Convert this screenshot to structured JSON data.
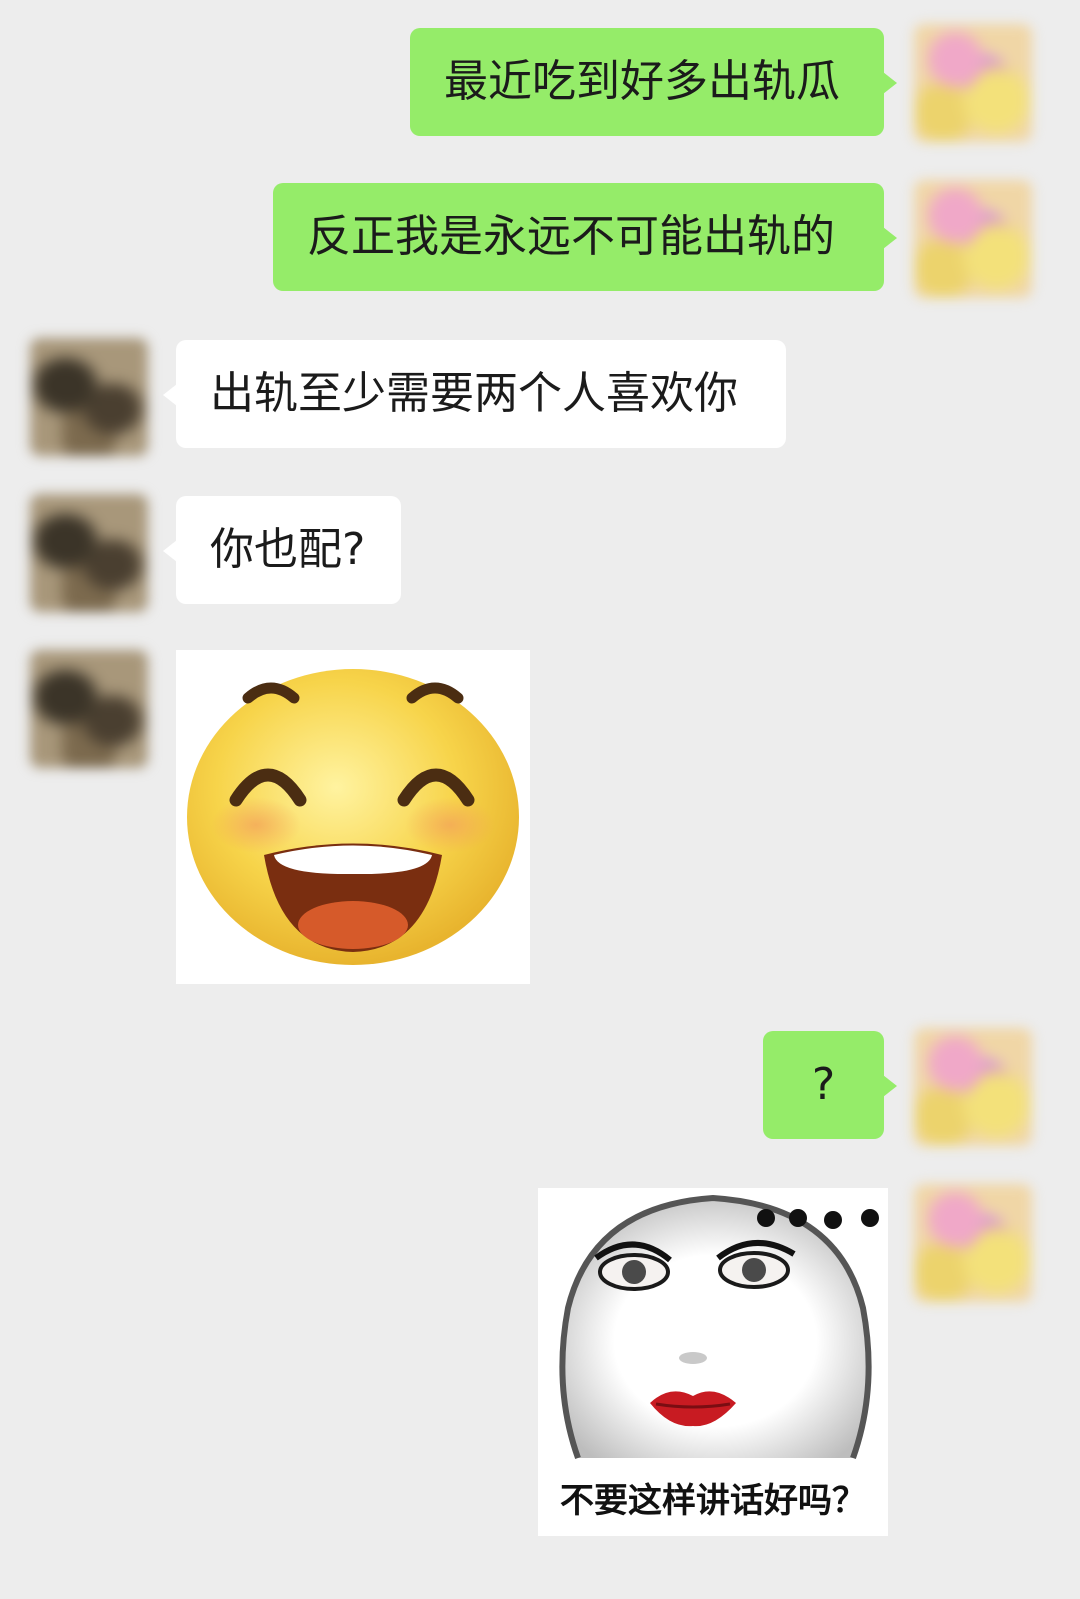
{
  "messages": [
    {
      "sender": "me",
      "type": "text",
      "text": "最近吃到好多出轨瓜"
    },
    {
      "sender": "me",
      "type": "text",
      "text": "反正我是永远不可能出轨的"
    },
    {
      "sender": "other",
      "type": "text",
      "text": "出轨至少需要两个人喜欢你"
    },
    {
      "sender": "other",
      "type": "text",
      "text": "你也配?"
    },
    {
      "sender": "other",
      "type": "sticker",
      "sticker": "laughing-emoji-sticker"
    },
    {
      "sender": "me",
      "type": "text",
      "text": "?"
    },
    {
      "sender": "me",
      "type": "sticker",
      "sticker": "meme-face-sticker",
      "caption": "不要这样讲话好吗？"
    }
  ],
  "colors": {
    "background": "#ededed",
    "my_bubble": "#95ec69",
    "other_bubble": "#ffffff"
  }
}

* [Your task]: Quote all of the entries word for word, omitting any pictures.

* [Worked answer]:
Convert this screenshot to structured JSON data.
{
  "messages": [
    {
      "sender": "me",
      "type": "text",
      "text": "最近吃到好多出轨瓜"
    },
    {
      "sender": "me",
      "type": "text",
      "text": "反正我是永远不可能出轨的"
    },
    {
      "sender": "other",
      "type": "text",
      "text": "出轨至少需要两个人喜欢你"
    },
    {
      "sender": "other",
      "type": "text",
      "text": "你也配?"
    },
    {
      "sender": "other",
      "type": "sticker",
      "sticker": "laughing-emoji-sticker"
    },
    {
      "sender": "me",
      "type": "text",
      "text": "?"
    },
    {
      "sender": "me",
      "type": "sticker",
      "sticker": "meme-face-sticker",
      "caption": "不要这样讲话好吗？"
    }
  ],
  "colors": {
    "background": "#ededed",
    "my_bubble": "#95ec69",
    "other_bubble": "#ffffff"
  }
}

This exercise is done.